┌──
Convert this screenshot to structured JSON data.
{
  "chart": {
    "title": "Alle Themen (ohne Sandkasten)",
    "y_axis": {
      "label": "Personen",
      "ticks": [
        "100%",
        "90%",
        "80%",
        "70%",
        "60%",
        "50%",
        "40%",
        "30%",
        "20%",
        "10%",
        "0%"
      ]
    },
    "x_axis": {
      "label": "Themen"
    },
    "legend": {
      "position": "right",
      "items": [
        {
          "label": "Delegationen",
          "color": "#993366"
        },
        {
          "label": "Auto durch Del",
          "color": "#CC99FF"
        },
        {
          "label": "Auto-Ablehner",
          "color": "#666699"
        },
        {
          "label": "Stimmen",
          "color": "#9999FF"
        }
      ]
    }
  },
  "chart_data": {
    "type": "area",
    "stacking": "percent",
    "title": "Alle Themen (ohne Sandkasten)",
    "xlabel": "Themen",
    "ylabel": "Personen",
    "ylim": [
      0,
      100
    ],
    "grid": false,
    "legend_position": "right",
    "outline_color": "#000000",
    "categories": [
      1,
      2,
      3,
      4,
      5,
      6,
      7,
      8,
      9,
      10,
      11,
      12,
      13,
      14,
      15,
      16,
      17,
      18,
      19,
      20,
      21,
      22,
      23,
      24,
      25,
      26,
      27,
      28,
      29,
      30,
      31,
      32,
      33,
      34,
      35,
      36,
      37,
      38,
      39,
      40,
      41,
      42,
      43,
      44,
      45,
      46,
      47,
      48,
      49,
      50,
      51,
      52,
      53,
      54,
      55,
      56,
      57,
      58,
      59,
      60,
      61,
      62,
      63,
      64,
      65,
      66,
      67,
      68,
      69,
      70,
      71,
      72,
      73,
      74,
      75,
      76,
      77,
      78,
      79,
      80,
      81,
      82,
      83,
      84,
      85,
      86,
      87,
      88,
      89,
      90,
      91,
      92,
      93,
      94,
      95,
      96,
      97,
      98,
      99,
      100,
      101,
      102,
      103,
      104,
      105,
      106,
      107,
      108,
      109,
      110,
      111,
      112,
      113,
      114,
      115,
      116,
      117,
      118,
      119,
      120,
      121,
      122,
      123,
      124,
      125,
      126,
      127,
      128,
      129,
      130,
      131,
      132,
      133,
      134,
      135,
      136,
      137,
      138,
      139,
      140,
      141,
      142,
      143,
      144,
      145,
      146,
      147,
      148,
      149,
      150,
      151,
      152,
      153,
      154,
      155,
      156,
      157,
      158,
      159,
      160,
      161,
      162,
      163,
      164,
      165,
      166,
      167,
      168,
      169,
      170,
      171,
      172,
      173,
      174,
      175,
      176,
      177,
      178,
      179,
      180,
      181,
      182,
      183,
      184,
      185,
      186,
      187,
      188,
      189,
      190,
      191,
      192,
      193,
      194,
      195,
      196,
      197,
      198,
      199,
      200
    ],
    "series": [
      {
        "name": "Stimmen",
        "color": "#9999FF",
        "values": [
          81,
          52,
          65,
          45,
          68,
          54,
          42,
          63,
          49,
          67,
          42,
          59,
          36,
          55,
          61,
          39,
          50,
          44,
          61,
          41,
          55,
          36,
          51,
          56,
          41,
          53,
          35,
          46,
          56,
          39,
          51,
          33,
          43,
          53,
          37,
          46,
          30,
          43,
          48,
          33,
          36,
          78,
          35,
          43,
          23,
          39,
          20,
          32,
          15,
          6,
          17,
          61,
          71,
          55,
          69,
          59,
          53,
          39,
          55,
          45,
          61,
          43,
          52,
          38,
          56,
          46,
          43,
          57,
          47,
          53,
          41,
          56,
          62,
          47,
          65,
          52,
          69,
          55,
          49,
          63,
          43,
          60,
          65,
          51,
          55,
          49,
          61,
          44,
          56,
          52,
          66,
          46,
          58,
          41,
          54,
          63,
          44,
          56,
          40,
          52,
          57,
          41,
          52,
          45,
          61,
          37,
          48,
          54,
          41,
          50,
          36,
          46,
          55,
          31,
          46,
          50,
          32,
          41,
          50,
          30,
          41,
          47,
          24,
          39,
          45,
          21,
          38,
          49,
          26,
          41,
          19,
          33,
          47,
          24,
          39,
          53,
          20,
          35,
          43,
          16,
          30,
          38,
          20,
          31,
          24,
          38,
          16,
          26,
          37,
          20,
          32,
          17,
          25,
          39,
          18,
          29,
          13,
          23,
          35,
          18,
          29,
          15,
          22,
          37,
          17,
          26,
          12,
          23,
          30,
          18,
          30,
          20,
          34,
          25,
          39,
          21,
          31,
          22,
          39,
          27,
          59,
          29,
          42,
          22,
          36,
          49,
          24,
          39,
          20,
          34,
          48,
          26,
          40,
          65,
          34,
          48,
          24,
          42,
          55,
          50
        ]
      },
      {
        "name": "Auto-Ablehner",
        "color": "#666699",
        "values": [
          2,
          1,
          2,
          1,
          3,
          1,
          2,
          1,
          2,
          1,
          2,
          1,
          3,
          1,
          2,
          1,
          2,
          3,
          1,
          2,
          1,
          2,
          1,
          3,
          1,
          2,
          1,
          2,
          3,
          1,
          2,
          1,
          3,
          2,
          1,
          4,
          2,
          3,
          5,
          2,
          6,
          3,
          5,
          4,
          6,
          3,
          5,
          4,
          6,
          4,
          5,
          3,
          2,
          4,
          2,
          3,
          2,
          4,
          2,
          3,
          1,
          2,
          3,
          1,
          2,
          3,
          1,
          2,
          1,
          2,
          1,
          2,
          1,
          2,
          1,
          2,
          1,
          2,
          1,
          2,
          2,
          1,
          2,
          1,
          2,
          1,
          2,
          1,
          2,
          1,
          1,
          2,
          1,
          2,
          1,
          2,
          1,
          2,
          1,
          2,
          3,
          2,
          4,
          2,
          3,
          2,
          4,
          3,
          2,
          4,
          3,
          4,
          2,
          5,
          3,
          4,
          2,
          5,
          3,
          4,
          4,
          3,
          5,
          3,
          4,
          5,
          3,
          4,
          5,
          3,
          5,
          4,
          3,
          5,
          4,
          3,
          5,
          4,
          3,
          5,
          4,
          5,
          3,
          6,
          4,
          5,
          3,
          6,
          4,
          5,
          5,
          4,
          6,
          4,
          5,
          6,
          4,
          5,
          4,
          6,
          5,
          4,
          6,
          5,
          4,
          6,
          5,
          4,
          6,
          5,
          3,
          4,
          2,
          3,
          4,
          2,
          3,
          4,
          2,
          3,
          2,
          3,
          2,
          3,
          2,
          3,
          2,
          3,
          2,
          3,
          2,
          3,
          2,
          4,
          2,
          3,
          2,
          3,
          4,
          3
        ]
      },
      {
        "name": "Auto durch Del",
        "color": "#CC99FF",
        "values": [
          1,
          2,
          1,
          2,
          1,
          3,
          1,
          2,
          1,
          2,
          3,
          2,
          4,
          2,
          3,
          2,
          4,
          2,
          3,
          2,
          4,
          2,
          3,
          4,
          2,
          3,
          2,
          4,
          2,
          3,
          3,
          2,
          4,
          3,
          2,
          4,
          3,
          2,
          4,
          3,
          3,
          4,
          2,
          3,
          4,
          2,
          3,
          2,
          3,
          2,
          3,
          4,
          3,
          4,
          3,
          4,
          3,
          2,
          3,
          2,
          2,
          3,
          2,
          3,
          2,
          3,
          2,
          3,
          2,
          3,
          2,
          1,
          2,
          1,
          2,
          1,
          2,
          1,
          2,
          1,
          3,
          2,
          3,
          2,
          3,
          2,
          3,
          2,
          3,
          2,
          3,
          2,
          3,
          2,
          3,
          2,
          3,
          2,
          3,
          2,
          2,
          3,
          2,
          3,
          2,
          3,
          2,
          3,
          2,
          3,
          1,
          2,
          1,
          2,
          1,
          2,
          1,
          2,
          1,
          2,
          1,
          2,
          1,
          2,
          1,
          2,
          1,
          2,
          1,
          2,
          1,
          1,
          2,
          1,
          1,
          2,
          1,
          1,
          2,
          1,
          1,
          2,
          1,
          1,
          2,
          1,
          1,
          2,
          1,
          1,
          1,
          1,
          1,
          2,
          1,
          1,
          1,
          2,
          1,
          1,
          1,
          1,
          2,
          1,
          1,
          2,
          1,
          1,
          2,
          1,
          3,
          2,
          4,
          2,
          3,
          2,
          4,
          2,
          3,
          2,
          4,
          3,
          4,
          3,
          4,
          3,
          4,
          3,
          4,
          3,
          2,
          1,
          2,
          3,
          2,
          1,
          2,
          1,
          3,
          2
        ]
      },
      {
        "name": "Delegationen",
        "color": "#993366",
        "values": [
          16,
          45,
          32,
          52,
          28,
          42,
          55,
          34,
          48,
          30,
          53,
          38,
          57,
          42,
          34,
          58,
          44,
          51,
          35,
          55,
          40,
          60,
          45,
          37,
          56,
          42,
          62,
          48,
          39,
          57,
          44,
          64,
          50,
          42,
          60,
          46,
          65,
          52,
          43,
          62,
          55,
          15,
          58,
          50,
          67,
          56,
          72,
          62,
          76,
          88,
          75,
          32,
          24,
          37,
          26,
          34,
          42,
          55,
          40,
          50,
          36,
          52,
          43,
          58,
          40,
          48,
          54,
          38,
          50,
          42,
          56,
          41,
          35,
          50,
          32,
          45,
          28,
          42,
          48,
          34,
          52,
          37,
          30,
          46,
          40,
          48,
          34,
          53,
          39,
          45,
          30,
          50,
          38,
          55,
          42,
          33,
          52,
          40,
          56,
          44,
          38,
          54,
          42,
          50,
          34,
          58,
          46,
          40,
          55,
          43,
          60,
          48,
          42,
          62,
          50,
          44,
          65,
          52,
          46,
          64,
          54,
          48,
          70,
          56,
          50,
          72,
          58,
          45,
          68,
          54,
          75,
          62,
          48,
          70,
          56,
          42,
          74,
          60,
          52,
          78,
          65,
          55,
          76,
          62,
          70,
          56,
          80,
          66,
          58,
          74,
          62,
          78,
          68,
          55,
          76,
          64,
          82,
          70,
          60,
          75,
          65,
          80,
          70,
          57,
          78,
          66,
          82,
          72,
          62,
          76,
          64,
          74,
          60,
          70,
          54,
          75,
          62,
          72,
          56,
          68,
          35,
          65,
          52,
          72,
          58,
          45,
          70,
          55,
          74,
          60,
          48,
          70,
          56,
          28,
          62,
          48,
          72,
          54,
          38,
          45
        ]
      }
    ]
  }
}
└──
**WHAT THE EXERCISE ASKS:** Go through the data and gather every line that holds "Themen".

**FINAL ANSWER:**
    "title": "Alle Themen (ohne Sandkasten)",
      "label": "Themen"
    "title": "Alle Themen (ohne Sandkasten)",
    "xlabel": "Themen",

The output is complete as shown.